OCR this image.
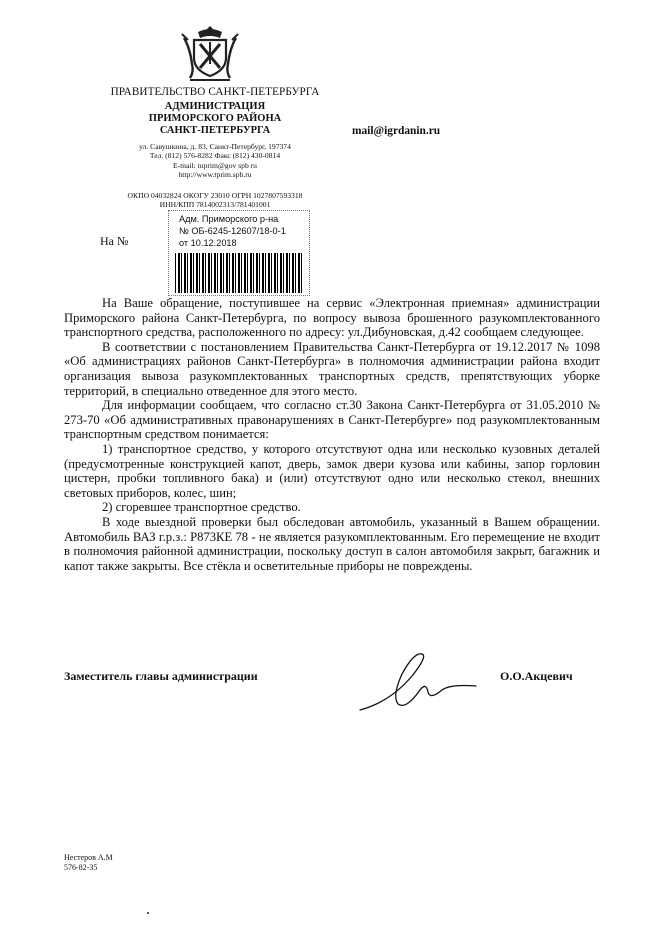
ПРАВИТЕЛЬСТВО САНКТ-ПЕТЕРБУРГА
АДМИНИСТРАЦИЯ
ПРИМОРСКОГО РАЙОНА
САНКТ-ПЕТЕРБУРГА
ул. Савушкина, д. 83, Санкт-Петербург, 197374
Тел. (812) 576-8282 Факс (812) 430-0814
E-mail: tuprim@gov spb ru
http://www.tprim.spb.ru
ОКПО 04032824 ОКОГУ 23010 ОГРН 1027807593318
ИНН/КПП 7814002313/781401001
mail@igrdanin.ru
На №
Адм. Приморского р-на
№ ОБ-6245-12607/18-0-1
от 10.12.2018

На Ваше обращение, поступившее на сервис «Электронная приемная» администрации Приморского района Санкт-Петербурга, по вопросу вывоза брошенного разукомплектованного транспортного средства, расположенного по адресу: ул.Дибуновская, д.42 сообщаем следующее.

В соответствии с постановлением Правительства Санкт-Петербурга от 19.12.2017 № 1098 «Об администрациях районов Санкт-Петербурга» в полномочия администрации района входит организация вывоза разукомплектованных транспортных средств, препятствующих уборке территорий, в специально отведенное для этого место.

Для информации сообщаем, что согласно ст.30 Закона Санкт-Петербурга от 31.05.2010 № 273-70 «Об административных правонарушениях в Санкт-Петербурге» под разукомплектованным транспортным средством понимается:

1) транспортное средство, у которого отсутствуют одна или несколько кузовных деталей (предусмотренные конструкцией капот, дверь, замок двери кузова или кабины, запор горловин цистерн, пробки топливного бака) и (или) отсутствуют одно или несколько стекол, внешних световых приборов, колес, шин;

2) сгоревшее транспортное средство.

В ходе выездной проверки был обследован автомобиль, указанный в Вашем обращении. Автомобиль ВАЗ г.р.з.: Р873КЕ 78 - не является разукомплектованным. Его перемещение не входит в полномочия районной администрации, поскольку доступ в салон автомобиля закрыт, багажник и капот также закрыты. Все стёкла и осветительные приборы не повреждены.

Заместитель главы администрации	О.О.Акцевич
Нестеров А.М
576-82-35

• WHAT YOU SHOULD DO
Pull out every line holding "mail" from the records above, and copy it.

• RESPONSE TO THE TASK
E-mail: tuprim@gov spb ru
mail@igrdanin.ru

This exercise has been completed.